# [Work to complete]
Select the lines of the records containing the word "Enron" and list them.

# [Given data]
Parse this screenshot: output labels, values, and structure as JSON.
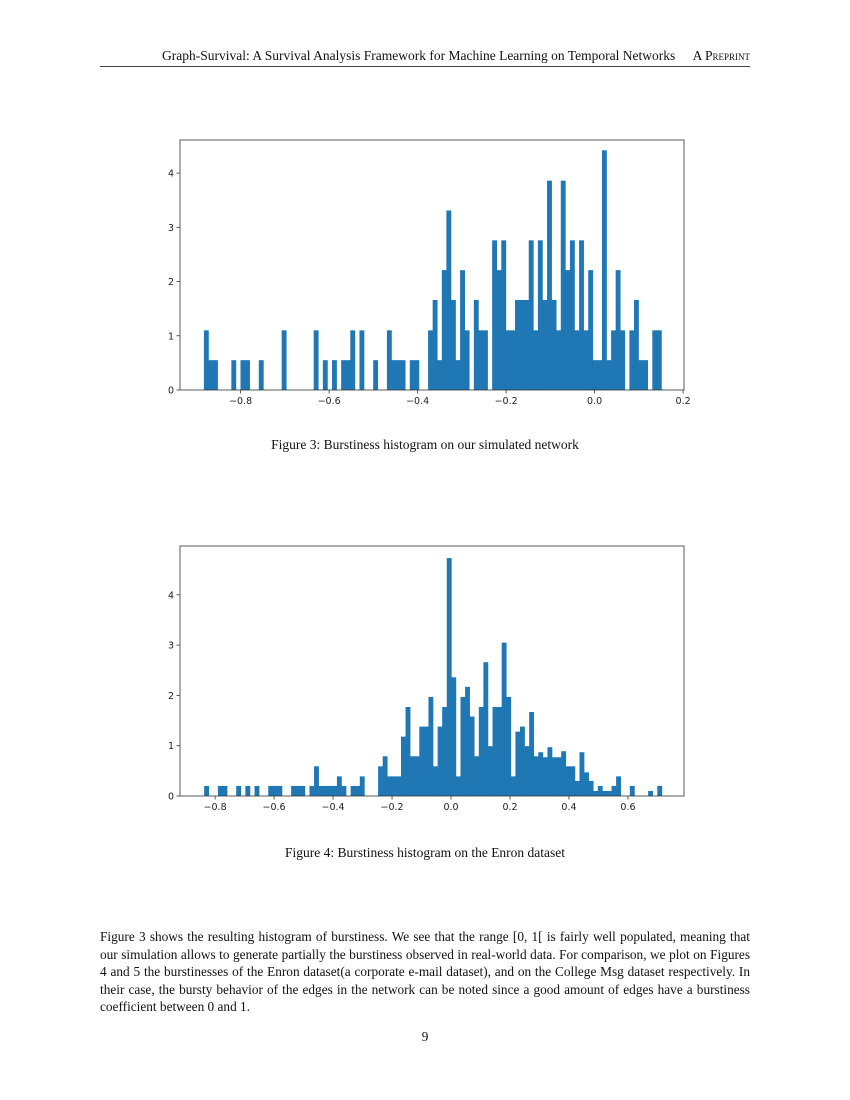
{
  "header": {
    "title": "Graph-Survival: A Survival Analysis Framework for Machine Learning on Temporal Networks",
    "tag": "A Preprint"
  },
  "figures": [
    {
      "caption": "Figure 3: Burstiness histogram on our simulated network"
    },
    {
      "caption": "Figure 4: Burstiness histogram on the Enron dataset"
    }
  ],
  "paragraph": "Figure 3 shows the resulting histogram of burstiness. We see that the range [0, 1[ is fairly well populated, meaning that our simulation allows to generate partially the burstiness observed in real-world data. For comparison, we plot on Figures 4 and 5 the burstinesses of the Enron dataset(a corporate e-mail dataset), and on the College Msg dataset respectively. In their case, the bursty behavior of the edges in the network can be noted since a good amount of edges have a burstiness coefficient between 0 and 1.",
  "page_number": "9",
  "chart_data": [
    {
      "type": "bar",
      "subtype": "histogram",
      "color": "#1f77b4",
      "bins": 100,
      "bin_range": [
        -0.883,
        0.151
      ],
      "xlim": [
        -0.937,
        0.202
      ],
      "ylim": [
        0,
        4.61
      ],
      "xticks": [
        "−0.8",
        "−0.6",
        "−0.4",
        "−0.2",
        "0.0",
        "0.2"
      ],
      "xtick_values": [
        -0.8,
        -0.6,
        -0.4,
        -0.2,
        0.0,
        0.2
      ],
      "yticks": [
        "0",
        "1",
        "2",
        "3",
        "4"
      ],
      "ytick_values": [
        0,
        1,
        2,
        3,
        4
      ],
      "grid": false,
      "values": [
        1.1,
        0.55,
        0.55,
        0,
        0,
        0,
        0.55,
        0,
        0.55,
        0.55,
        0,
        0,
        0.55,
        0,
        0,
        0,
        0,
        1.1,
        0,
        0,
        0,
        0,
        0,
        0,
        1.1,
        0,
        0.55,
        0,
        0.55,
        0,
        0.55,
        0.55,
        1.1,
        0,
        1.1,
        0,
        0,
        0.55,
        0,
        0,
        1.1,
        0.55,
        0.55,
        0.55,
        0,
        0.55,
        0.55,
        0,
        0,
        1.1,
        1.66,
        0.55,
        2.21,
        3.31,
        1.66,
        0.55,
        2.21,
        1.1,
        0,
        1.66,
        1.1,
        1.1,
        0,
        2.76,
        2.21,
        2.76,
        1.1,
        1.1,
        1.66,
        1.66,
        1.66,
        2.76,
        1.1,
        2.76,
        1.66,
        3.86,
        1.66,
        1.1,
        3.86,
        2.21,
        2.76,
        1.1,
        2.76,
        1.1,
        2.21,
        0.55,
        0.55,
        4.42,
        0.55,
        1.1,
        2.21,
        1.1,
        0,
        1.1,
        1.66,
        0.55,
        0.55,
        0,
        1.1,
        1.1
      ]
    },
    {
      "type": "bar",
      "subtype": "histogram",
      "color": "#1f77b4",
      "bins": 100,
      "bin_range": [
        -0.837,
        0.715
      ],
      "xlim": [
        -0.919,
        0.79
      ],
      "ylim": [
        0,
        4.97
      ],
      "xticks": [
        "−0.8",
        "−0.6",
        "−0.4",
        "−0.2",
        "0.0",
        "0.2",
        "0.4",
        "0.6"
      ],
      "xtick_values": [
        -0.8,
        -0.6,
        -0.4,
        -0.2,
        0.0,
        0.2,
        0.4,
        0.6
      ],
      "yticks": [
        "0",
        "1",
        "2",
        "3",
        "4"
      ],
      "ytick_values": [
        0,
        1,
        2,
        3,
        4
      ],
      "grid": false,
      "values": [
        0.2,
        0,
        0,
        0.2,
        0.2,
        0,
        0,
        0.2,
        0,
        0.2,
        0,
        0.2,
        0,
        0,
        0.2,
        0.2,
        0.2,
        0,
        0,
        0.2,
        0.2,
        0.2,
        0,
        0.2,
        0.59,
        0.2,
        0.2,
        0.2,
        0.2,
        0.39,
        0.2,
        0,
        0.2,
        0.2,
        0.39,
        0,
        0,
        0,
        0.59,
        0.79,
        0.39,
        0.39,
        0.39,
        1.18,
        1.77,
        0.79,
        0.79,
        1.38,
        1.38,
        1.97,
        0.59,
        1.38,
        1.77,
        4.73,
        2.36,
        0.39,
        1.97,
        2.17,
        1.58,
        0.79,
        1.77,
        2.66,
        0.99,
        1.77,
        1.77,
        3.05,
        1.97,
        0.39,
        1.28,
        1.38,
        0.99,
        1.67,
        0.79,
        0.87,
        0.77,
        0.97,
        0.77,
        0.77,
        0.89,
        0.59,
        0.59,
        0.3,
        0.87,
        0.47,
        0.3,
        0.1,
        0.2,
        0.1,
        0.1,
        0.2,
        0.39,
        0,
        0,
        0.2,
        0,
        0,
        0,
        0.1,
        0,
        0.2
      ]
    }
  ]
}
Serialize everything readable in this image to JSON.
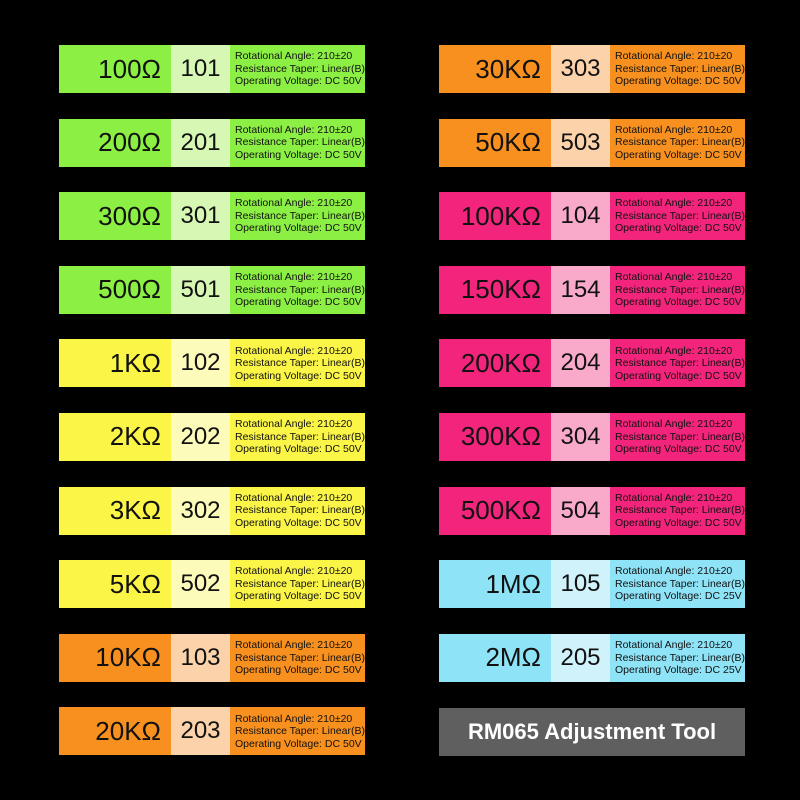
{
  "left_column": [
    {
      "value": "100Ω",
      "code": "101",
      "angle": "Rotational Angle: 210±20",
      "taper": "Resistance Taper: Linear(B)",
      "voltage": "Operating Voltage: DC 50V",
      "color_main": "#8cf044",
      "color_code": "#d7f8b5"
    },
    {
      "value": "200Ω",
      "code": "201",
      "angle": "Rotational Angle: 210±20",
      "taper": "Resistance Taper: Linear(B)",
      "voltage": "Operating Voltage: DC 50V",
      "color_main": "#8cf044",
      "color_code": "#d7f8b5"
    },
    {
      "value": "300Ω",
      "code": "301",
      "angle": "Rotational Angle: 210±20",
      "taper": "Resistance Taper: Linear(B)",
      "voltage": "Operating Voltage: DC 50V",
      "color_main": "#8cf044",
      "color_code": "#d7f8b5"
    },
    {
      "value": "500Ω",
      "code": "501",
      "angle": "Rotational Angle: 210±20",
      "taper": "Resistance Taper: Linear(B)",
      "voltage": "Operating Voltage: DC 50V",
      "color_main": "#8cf044",
      "color_code": "#d7f8b5"
    },
    {
      "value": "1KΩ",
      "code": "102",
      "angle": "Rotational Angle: 210±20",
      "taper": "Resistance Taper: Linear(B)",
      "voltage": "Operating Voltage: DC 50V",
      "color_main": "#fbf547",
      "color_code": "#fdfbb9"
    },
    {
      "value": "2KΩ",
      "code": "202",
      "angle": "Rotational Angle: 210±20",
      "taper": "Resistance Taper: Linear(B)",
      "voltage": "Operating Voltage: DC 50V",
      "color_main": "#fbf547",
      "color_code": "#fdfbb9"
    },
    {
      "value": "3KΩ",
      "code": "302",
      "angle": "Rotational Angle: 210±20",
      "taper": "Resistance Taper: Linear(B)",
      "voltage": "Operating Voltage: DC 50V",
      "color_main": "#fbf547",
      "color_code": "#fdfbb9"
    },
    {
      "value": "5KΩ",
      "code": "502",
      "angle": "Rotational Angle: 210±20",
      "taper": "Resistance Taper: Linear(B)",
      "voltage": "Operating Voltage: DC 50V",
      "color_main": "#fbf547",
      "color_code": "#fdfbb9"
    },
    {
      "value": "10KΩ",
      "code": "103",
      "angle": "Rotational Angle: 210±20",
      "taper": "Resistance Taper: Linear(B)",
      "voltage": "Operating Voltage: DC 50V",
      "color_main": "#f7901e",
      "color_code": "#fbd2a9"
    },
    {
      "value": "20KΩ",
      "code": "203",
      "angle": "Rotational Angle: 210±20",
      "taper": "Resistance Taper: Linear(B)",
      "voltage": "Operating Voltage: DC 50V",
      "color_main": "#f7901e",
      "color_code": "#fbd2a9"
    }
  ],
  "right_column": [
    {
      "value": "30KΩ",
      "code": "303",
      "angle": "Rotational Angle: 210±20",
      "taper": "Resistance Taper: Linear(B)",
      "voltage": "Operating Voltage: DC 50V",
      "color_main": "#f7901e",
      "color_code": "#fbd2a9"
    },
    {
      "value": "50KΩ",
      "code": "503",
      "angle": "Rotational Angle: 210±20",
      "taper": "Resistance Taper: Linear(B)",
      "voltage": "Operating Voltage: DC 50V",
      "color_main": "#f7901e",
      "color_code": "#fbd2a9"
    },
    {
      "value": "100KΩ",
      "code": "104",
      "angle": "Rotational Angle: 210±20",
      "taper": "Resistance Taper: Linear(B)",
      "voltage": "Operating Voltage: DC 50V",
      "color_main": "#f2247b",
      "color_code": "#f9aacb"
    },
    {
      "value": "150KΩ",
      "code": "154",
      "angle": "Rotational Angle: 210±20",
      "taper": "Resistance Taper: Linear(B)",
      "voltage": "Operating Voltage: DC 50V",
      "color_main": "#f2247b",
      "color_code": "#f9aacb"
    },
    {
      "value": "200KΩ",
      "code": "204",
      "angle": "Rotational Angle: 210±20",
      "taper": "Resistance Taper: Linear(B)",
      "voltage": "Operating Voltage: DC 50V",
      "color_main": "#f2247b",
      "color_code": "#f9aacb"
    },
    {
      "value": "300KΩ",
      "code": "304",
      "angle": "Rotational Angle: 210±20",
      "taper": "Resistance Taper: Linear(B)",
      "voltage": "Operating Voltage: DC 50V",
      "color_main": "#f2247b",
      "color_code": "#f9aacb"
    },
    {
      "value": "500KΩ",
      "code": "504",
      "angle": "Rotational Angle: 210±20",
      "taper": "Resistance Taper: Linear(B)",
      "voltage": "Operating Voltage: DC 50V",
      "color_main": "#f2247b",
      "color_code": "#f9aacb"
    },
    {
      "value": "1MΩ",
      "code": "105",
      "angle": "Rotational Angle: 210±20",
      "taper": "Resistance Taper: Linear(B)",
      "voltage": "Operating Voltage: DC 25V",
      "color_main": "#8fe3f7",
      "color_code": "#cff2fb"
    },
    {
      "value": "2MΩ",
      "code": "205",
      "angle": "Rotational Angle: 210±20",
      "taper": "Resistance Taper: Linear(B)",
      "voltage": "Operating Voltage: DC 25V",
      "color_main": "#8fe3f7",
      "color_code": "#cff2fb"
    }
  ],
  "tool_title": "RM065 Adjustment Tool",
  "tool_title_color": "#5f5f5f"
}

# [Final result]
      "caption": "Figure 4: Burstiness histogram on the Enron dataset"
  "paragraph": "Figure 3 shows the resulting histogram of burstiness. We see that the range [0, 1[ is fairly well populated, meaning that our simulation allows to generate partially the burstiness observed in real-world data. For comparison, we plot on Figures 4 and 5 the burstinesses of the Enron dataset(a corporate e-mail dataset), and on the College Msg dataset respectively. In their case, the bursty behavior of the edges in the network can be noted since a good amount of edges have a burstiness coefficient between 0 and 1.",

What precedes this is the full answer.